Tally the lines below that contain the word "бáнка", and give only that number.

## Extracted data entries
● ● ●

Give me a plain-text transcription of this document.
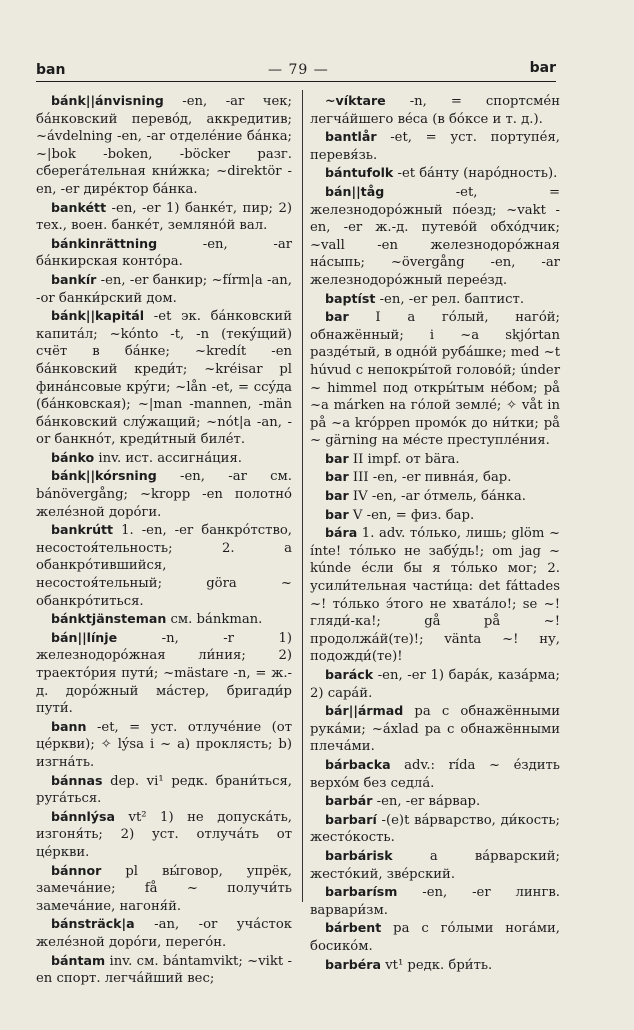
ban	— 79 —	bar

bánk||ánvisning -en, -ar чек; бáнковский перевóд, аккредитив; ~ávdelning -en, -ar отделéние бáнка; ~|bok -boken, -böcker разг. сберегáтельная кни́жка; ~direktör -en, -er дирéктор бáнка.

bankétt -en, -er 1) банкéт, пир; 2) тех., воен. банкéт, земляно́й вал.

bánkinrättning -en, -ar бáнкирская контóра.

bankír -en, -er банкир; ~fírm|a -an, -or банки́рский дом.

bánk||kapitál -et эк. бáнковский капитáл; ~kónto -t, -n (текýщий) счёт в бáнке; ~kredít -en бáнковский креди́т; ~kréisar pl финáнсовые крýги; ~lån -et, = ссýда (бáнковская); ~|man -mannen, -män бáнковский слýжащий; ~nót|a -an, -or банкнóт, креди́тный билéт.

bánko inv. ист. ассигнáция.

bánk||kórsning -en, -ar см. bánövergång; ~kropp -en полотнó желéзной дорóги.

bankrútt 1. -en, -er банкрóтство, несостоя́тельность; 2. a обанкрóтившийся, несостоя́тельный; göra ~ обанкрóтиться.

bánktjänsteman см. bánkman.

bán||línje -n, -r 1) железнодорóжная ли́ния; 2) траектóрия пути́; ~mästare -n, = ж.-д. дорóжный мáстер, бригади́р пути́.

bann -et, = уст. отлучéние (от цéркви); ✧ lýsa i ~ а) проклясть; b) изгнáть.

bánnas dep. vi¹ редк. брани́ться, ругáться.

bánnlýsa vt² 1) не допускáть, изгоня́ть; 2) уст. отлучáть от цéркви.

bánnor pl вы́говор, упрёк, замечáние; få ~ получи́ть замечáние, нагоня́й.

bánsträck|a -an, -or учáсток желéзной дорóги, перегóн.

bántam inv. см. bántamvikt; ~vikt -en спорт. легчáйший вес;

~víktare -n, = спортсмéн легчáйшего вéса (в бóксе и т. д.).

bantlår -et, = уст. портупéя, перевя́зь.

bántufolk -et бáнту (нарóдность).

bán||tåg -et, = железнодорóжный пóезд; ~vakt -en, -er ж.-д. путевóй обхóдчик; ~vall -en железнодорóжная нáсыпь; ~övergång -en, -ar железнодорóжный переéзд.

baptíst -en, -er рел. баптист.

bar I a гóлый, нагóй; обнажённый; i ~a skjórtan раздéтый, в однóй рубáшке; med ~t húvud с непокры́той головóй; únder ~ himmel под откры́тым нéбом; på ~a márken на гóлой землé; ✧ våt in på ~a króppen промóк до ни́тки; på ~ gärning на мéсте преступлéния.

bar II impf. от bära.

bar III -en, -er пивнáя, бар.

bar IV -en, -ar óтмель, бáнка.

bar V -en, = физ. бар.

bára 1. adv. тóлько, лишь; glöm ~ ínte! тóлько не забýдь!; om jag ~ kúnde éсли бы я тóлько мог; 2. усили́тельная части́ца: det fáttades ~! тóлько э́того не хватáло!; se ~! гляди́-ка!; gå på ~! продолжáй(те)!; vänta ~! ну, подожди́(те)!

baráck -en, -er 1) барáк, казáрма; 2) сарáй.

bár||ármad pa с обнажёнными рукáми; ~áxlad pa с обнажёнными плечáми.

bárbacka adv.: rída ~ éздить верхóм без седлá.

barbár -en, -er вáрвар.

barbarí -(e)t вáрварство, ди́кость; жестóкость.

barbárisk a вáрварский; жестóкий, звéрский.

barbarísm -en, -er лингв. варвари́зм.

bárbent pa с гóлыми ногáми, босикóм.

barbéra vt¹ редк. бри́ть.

● ● ●

## Result of this task
2